§ **Set exercise**: Where a line in the listing contains the string "модель", copy that line out.

Dataset items:
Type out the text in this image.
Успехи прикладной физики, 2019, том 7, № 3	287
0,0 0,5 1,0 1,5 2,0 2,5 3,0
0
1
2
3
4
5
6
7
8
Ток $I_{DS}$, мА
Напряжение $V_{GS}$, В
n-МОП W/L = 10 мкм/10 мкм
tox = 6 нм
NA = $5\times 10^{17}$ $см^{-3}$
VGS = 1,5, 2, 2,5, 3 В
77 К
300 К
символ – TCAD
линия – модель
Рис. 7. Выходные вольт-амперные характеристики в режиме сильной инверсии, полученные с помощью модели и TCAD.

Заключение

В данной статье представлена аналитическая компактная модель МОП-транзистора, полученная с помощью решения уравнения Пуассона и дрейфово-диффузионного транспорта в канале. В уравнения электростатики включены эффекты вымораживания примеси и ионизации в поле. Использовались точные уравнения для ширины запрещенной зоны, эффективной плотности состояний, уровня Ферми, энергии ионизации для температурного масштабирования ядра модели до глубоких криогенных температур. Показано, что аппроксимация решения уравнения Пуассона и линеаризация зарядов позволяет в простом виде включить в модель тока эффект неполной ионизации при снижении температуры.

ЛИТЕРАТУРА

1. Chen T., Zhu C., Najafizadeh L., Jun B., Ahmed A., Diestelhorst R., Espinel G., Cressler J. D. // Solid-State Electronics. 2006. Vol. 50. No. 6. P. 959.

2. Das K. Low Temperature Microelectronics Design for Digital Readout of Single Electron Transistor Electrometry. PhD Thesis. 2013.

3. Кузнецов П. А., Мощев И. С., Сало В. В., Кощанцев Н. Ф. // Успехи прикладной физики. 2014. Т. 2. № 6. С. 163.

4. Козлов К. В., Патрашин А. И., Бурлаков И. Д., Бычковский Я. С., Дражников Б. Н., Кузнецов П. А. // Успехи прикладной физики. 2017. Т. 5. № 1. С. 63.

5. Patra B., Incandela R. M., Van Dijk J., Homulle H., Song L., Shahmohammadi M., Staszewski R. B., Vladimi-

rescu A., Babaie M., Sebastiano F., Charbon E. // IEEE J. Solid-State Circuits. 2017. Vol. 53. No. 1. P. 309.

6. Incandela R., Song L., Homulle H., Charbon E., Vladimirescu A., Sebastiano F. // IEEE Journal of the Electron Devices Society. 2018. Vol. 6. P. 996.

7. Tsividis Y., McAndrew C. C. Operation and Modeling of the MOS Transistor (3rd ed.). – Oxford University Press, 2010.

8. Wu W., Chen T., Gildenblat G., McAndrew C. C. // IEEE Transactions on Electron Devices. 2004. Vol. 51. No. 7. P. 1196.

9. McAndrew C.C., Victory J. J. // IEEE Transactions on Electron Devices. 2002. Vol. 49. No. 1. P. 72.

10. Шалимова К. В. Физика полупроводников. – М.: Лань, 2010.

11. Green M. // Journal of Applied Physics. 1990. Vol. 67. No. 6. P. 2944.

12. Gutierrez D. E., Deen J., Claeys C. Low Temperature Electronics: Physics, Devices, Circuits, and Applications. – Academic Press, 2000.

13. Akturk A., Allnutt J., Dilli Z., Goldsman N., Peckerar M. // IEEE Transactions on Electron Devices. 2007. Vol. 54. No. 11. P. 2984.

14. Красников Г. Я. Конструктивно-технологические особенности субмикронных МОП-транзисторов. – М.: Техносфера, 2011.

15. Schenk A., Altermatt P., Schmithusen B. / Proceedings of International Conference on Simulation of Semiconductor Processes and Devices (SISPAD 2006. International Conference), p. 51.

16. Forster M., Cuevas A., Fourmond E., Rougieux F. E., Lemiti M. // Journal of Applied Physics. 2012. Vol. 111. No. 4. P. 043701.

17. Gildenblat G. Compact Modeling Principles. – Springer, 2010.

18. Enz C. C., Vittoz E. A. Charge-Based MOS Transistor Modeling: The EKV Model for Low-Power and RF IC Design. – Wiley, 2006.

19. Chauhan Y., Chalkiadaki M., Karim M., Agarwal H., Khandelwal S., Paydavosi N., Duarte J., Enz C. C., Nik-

§ **Result**:
линия – модель
В данной статье представлена аналитическая компактная модель МОП-транзистора, полученная с помощью решения уравнения Пуассона и дрейфово-диффузионного транспорта в канале. В уравнения электростатики включены эффекты вымораживания примеси и ионизации в поле. Использовались точные уравнения для ширины запрещенной зоны, эффективной плотности состояний, уровня Ферми, энергии ионизации для температурного масштабирования ядра модели до глубоких криогенных температур. Показано, что аппроксимация решения уравнения Пуассона и линеаризация зарядов позволяет в простом виде включить в модель тока эффект неполной ионизации при снижении температуры.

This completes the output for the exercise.